** Records shown **
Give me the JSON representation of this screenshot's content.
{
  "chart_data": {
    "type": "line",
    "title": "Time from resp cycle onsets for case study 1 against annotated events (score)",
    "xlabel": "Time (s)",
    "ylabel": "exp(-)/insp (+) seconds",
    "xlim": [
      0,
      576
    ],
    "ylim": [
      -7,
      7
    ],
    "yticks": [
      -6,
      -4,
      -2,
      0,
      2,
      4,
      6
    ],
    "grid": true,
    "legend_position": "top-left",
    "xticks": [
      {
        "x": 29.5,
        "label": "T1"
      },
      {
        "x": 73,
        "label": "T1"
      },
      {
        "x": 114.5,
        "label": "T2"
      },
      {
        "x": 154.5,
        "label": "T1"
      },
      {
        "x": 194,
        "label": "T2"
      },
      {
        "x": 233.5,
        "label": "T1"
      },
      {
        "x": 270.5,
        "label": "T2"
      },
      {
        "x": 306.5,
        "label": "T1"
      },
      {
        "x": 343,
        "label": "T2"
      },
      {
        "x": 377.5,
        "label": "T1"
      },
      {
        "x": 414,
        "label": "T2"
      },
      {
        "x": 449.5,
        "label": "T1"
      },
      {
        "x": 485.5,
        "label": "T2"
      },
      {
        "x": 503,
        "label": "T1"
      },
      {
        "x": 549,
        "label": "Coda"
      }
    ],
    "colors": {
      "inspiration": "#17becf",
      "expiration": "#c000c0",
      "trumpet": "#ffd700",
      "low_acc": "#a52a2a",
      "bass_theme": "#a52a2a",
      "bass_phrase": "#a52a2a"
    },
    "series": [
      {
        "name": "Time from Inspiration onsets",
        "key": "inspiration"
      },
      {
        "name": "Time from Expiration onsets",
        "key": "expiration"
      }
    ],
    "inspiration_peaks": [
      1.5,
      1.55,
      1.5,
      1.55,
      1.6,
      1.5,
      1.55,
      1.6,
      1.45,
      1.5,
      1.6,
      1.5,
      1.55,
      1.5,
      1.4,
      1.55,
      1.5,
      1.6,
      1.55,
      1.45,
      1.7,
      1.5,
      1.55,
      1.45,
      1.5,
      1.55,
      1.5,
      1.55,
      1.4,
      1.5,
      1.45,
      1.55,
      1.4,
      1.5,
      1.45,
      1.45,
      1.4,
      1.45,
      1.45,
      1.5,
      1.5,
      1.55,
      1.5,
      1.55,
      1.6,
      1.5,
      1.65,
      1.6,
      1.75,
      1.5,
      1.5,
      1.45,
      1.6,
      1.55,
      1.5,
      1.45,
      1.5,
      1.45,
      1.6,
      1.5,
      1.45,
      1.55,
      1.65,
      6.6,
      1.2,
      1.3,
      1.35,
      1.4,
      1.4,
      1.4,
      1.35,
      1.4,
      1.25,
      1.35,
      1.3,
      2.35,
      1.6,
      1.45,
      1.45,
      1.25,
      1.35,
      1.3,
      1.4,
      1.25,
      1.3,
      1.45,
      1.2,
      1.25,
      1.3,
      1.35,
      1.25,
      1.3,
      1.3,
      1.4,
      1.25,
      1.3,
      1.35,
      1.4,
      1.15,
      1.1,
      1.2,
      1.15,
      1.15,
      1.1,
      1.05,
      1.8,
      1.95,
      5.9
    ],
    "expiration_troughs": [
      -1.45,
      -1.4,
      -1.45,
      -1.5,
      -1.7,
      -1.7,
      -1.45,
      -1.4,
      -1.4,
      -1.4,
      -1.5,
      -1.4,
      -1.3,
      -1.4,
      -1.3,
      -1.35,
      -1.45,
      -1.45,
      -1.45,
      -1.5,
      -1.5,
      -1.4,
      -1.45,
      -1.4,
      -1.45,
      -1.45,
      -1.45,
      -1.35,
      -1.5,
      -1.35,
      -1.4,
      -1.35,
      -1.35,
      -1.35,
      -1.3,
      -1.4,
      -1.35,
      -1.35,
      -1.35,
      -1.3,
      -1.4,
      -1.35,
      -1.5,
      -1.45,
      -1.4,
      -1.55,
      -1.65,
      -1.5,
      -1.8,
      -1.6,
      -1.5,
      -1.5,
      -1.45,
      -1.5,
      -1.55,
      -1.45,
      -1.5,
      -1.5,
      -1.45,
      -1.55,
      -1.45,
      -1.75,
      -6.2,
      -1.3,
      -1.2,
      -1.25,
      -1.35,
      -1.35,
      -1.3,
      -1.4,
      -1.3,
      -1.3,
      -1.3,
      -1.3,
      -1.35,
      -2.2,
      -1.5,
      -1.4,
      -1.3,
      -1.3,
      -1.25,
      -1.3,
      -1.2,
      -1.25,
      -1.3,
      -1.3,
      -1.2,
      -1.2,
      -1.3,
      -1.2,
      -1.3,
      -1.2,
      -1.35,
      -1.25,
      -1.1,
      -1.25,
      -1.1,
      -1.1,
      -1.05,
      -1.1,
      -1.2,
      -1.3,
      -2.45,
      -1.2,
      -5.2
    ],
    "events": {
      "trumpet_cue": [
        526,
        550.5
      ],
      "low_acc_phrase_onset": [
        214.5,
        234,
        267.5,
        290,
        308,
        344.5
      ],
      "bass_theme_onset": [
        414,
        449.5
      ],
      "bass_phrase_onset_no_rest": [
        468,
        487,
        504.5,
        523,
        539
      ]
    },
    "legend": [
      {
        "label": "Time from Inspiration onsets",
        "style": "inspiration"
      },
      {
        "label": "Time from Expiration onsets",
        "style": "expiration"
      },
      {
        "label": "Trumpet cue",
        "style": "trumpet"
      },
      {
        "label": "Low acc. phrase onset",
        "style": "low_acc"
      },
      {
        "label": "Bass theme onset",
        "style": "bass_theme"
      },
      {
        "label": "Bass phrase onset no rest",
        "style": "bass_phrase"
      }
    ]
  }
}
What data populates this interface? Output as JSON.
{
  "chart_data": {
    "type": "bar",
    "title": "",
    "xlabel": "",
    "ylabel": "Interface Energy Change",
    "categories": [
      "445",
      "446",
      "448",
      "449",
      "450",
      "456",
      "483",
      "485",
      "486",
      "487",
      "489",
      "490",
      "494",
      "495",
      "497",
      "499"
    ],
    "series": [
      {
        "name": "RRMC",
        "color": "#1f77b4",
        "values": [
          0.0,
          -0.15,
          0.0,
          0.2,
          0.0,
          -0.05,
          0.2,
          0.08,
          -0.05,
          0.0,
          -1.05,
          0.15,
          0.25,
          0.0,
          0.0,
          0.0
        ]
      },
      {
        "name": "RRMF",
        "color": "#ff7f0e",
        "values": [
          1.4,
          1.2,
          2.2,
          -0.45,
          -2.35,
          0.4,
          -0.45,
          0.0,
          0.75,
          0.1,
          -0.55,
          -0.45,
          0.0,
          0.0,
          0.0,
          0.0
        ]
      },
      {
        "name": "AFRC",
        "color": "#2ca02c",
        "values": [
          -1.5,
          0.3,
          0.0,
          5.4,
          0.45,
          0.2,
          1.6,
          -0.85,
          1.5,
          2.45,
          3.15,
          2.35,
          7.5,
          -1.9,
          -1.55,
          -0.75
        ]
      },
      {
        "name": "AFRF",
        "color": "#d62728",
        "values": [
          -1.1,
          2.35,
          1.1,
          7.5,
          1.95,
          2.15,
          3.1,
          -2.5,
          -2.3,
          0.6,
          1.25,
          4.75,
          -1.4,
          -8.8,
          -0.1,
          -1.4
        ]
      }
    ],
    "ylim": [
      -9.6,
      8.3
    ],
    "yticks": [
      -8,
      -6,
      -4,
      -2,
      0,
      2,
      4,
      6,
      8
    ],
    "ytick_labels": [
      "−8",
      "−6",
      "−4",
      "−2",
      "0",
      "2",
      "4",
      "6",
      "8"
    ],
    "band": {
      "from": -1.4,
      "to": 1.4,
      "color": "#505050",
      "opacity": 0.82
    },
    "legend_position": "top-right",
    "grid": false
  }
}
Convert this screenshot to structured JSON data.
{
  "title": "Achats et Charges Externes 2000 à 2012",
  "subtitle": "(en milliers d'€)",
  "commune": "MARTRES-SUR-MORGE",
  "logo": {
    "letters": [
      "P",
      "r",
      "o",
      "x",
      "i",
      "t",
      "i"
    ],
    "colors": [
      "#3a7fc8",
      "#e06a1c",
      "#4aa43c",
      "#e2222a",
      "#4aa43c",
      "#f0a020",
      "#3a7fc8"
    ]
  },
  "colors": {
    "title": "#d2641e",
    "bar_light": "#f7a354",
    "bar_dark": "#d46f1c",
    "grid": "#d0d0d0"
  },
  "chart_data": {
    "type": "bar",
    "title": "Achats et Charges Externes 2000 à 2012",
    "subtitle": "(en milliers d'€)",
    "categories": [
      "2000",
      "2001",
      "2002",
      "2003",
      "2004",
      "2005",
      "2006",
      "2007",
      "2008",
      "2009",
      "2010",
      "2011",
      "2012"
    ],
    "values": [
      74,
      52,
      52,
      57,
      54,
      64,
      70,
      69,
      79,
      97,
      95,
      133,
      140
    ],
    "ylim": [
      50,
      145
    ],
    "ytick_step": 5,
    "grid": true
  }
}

** Problem statement **
Look above for the line containing "Convert this screenshot"; copy from it through the last line, exactly, and nothing more.

** Output for this exercise **
Convert this screenshot to structured JSON data.
{
  "title": "Achats et Charges Externes 2000 à 2012",
  "subtitle": "(en milliers d'€)",
  "commune": "MARTRES-SUR-MORGE",
  "logo": {
    "letters": [
      "P",
      "r",
      "o",
      "x",
      "i",
      "t",
      "i"
    ],
    "colors": [
      "#3a7fc8",
      "#e06a1c",
      "#4aa43c",
      "#e2222a",
      "#4aa43c",
      "#f0a020",
      "#3a7fc8"
    ]
  },
  "colors": {
    "title": "#d2641e",
    "bar_light": "#f7a354",
    "bar_dark": "#d46f1c",
    "grid": "#d0d0d0"
  },
  "chart_data": {
    "type": "bar",
    "title": "Achats et Charges Externes 2000 à 2012",
    "subtitle": "(en milliers d'€)",
    "categories": [
      "2000",
      "2001",
      "2002",
      "2003",
      "2004",
      "2005",
      "2006",
      "2007",
      "2008",
      "2009",
      "2010",
      "2011",
      "2012"
    ],
    "values": [
      74,
      52,
      52,
      57,
      54,
      64,
      70,
      69,
      79,
      97,
      95,
      133,
      140
    ],
    "ylim": [
      50,
      145
    ],
    "ytick_step": 5,
    "grid": true
  }
}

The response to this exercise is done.